#### Instruction:
Your task is to copy the material exactly.

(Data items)
* * * *
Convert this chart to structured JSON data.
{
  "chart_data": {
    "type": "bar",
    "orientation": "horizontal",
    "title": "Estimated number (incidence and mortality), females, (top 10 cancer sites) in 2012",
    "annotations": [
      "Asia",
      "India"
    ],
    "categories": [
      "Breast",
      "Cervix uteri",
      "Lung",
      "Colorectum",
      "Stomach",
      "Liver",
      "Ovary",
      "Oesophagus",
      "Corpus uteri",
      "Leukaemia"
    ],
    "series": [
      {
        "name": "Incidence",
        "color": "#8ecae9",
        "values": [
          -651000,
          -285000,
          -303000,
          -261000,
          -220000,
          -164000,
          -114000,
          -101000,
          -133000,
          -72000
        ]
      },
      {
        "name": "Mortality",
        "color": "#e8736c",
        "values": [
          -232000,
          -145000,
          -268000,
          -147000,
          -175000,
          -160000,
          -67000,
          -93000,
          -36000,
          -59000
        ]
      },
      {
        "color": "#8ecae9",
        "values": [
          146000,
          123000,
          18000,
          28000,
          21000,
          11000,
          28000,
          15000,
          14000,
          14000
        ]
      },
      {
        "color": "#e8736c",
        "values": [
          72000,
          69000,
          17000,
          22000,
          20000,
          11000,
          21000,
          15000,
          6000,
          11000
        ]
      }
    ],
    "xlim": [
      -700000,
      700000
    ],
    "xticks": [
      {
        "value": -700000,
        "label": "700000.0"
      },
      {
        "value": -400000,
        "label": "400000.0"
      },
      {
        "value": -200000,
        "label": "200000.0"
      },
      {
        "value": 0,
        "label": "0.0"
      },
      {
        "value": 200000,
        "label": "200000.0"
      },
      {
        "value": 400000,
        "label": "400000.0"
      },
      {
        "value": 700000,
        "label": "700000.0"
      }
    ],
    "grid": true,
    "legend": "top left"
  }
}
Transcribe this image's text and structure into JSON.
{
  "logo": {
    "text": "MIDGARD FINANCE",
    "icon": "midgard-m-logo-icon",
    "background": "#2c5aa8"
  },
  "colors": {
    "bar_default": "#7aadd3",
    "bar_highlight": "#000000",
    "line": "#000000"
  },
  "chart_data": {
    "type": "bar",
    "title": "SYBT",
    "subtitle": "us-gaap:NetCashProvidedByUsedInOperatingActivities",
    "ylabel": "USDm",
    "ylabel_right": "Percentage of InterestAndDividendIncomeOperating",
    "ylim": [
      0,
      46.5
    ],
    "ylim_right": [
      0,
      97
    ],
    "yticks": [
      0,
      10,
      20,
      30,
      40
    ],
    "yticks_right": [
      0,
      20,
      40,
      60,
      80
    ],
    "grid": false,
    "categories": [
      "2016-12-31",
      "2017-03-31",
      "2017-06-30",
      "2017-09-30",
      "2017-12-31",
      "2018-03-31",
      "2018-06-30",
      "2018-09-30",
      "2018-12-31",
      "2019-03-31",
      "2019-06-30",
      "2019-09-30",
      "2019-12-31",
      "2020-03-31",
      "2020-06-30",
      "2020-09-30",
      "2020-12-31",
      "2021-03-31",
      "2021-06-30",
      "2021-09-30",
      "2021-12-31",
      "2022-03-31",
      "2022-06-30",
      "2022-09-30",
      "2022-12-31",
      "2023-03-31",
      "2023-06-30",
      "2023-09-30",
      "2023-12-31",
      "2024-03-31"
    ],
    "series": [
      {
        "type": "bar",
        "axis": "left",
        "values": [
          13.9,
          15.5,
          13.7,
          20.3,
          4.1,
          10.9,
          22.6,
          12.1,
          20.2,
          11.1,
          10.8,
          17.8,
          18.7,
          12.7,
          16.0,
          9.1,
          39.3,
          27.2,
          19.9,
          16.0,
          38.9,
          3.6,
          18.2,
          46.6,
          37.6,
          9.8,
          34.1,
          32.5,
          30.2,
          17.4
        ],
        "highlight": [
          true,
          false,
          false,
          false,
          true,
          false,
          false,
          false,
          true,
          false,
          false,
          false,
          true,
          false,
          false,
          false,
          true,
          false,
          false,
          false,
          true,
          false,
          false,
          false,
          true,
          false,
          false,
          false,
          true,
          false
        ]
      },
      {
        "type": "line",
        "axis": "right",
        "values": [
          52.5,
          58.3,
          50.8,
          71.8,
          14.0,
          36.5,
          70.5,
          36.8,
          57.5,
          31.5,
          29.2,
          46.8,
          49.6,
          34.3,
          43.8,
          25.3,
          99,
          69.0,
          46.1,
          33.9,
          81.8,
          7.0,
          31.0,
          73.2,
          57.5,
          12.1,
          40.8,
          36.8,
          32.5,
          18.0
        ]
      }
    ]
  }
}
* * * *
#### Answer for this exercise:
Convert this chart to structured JSON data.
{
  "chart_data": {
    "type": "bar",
    "orientation": "horizontal",
    "title": "Estimated number (incidence and mortality), females, (top 10 cancer sites) in 2012",
    "annotations": [
      "Asia",
      "India"
    ],
    "categories": [
      "Breast",
      "Cervix uteri",
      "Lung",
      "Colorectum",
      "Stomach",
      "Liver",
      "Ovary",
      "Oesophagus",
      "Corpus uteri",
      "Leukaemia"
    ],
    "series": [
      {
        "name": "Incidence",
        "color": "#8ecae9",
        "values": [
          -651000,
          -285000,
          -303000,
          -261000,
          -220000,
          -164000,
          -114000,
          -101000,
          -133000,
          -72000
        ]
      },
      {
        "name": "Mortality",
        "color": "#e8736c",
        "values": [
          -232000,
          -145000,
          -268000,
          -147000,
          -175000,
          -160000,
          -67000,
          -93000,
          -36000,
          -59000
        ]
      },
      {
        "color": "#8ecae9",
        "values": [
          146000,
          123000,
          18000,
          28000,
          21000,
          11000,
          28000,
          15000,
          14000,
          14000
        ]
      },
      {
        "color": "#e8736c",
        "values": [
          72000,
          69000,
          17000,
          22000,
          20000,
          11000,
          21000,
          15000,
          6000,
          11000
        ]
      }
    ],
    "xlim": [
      -700000,
      700000
    ],
    "xticks": [
      {
        "value": -700000,
        "label": "700000.0"
      },
      {
        "value": -400000,
        "label": "400000.0"
      },
      {
        "value": -200000,
        "label": "200000.0"
      },
      {
        "value": 0,
        "label": "0.0"
      },
      {
        "value": 200000,
        "label": "200000.0"
      },
      {
        "value": 400000,
        "label": "400000.0"
      },
      {
        "value": 700000,
        "label": "700000.0"
      }
    ],
    "grid": true,
    "legend": "top left"
  }
}
Transcribe this image's text and structure into JSON.
{
  "logo": {
    "text": "MIDGARD FINANCE",
    "icon": "midgard-m-logo-icon",
    "background": "#2c5aa8"
  },
  "colors": {
    "bar_default": "#7aadd3",
    "bar_highlight": "#000000",
    "line": "#000000"
  },
  "chart_data": {
    "type": "bar",
    "title": "SYBT",
    "subtitle": "us-gaap:NetCashProvidedByUsedInOperatingActivities",
    "ylabel": "USDm",
    "ylabel_right": "Percentage of InterestAndDividendIncomeOperating",
    "ylim": [
      0,
      46.5
    ],
    "ylim_right": [
      0,
      97
    ],
    "yticks": [
      0,
      10,
      20,
      30,
      40
    ],
    "yticks_right": [
      0,
      20,
      40,
      60,
      80
    ],
    "grid": false,
    "categories": [
      "2016-12-31",
      "2017-03-31",
      "2017-06-30",
      "2017-09-30",
      "2017-12-31",
      "2018-03-31",
      "2018-06-30",
      "2018-09-30",
      "2018-12-31",
      "2019-03-31",
      "2019-06-30",
      "2019-09-30",
      "2019-12-31",
      "2020-03-31",
      "2020-06-30",
      "2020-09-30",
      "2020-12-31",
      "2021-03-31",
      "2021-06-30",
      "2021-09-30",
      "2021-12-31",
      "2022-03-31",
      "2022-06-30",
      "2022-09-30",
      "2022-12-31",
      "2023-03-31",
      "2023-06-30",
      "2023-09-30",
      "2023-12-31",
      "2024-03-31"
    ],
    "series": [
      {
        "type": "bar",
        "axis": "left",
        "values": [
          13.9,
          15.5,
          13.7,
          20.3,
          4.1,
          10.9,
          22.6,
          12.1,
          20.2,
          11.1,
          10.8,
          17.8,
          18.7,
          12.7,
          16.0,
          9.1,
          39.3,
          27.2,
          19.9,
          16.0,
          38.9,
          3.6,
          18.2,
          46.6,
          37.6,
          9.8,
          34.1,
          32.5,
          30.2,
          17.4
        ],
        "highlight": [
          true,
          false,
          false,
          false,
          true,
          false,
          false,
          false,
          true,
          false,
          false,
          false,
          true,
          false,
          false,
          false,
          true,
          false,
          false,
          false,
          true,
          false,
          false,
          false,
          true,
          false,
          false,
          false,
          true,
          false
        ]
      },
      {
        "type": "line",
        "axis": "right",
        "values": [
          52.5,
          58.3,
          50.8,
          71.8,
          14.0,
          36.5,
          70.5,
          36.8,
          57.5,
          31.5,
          29.2,
          46.8,
          49.6,
          34.3,
          43.8,
          25.3,
          99,
          69.0,
          46.1,
          33.9,
          81.8,
          7.0,
          31.0,
          73.2,
          57.5,
          12.1,
          40.8,
          36.8,
          32.5,
          18.0
        ]
      }
    ]
  }
}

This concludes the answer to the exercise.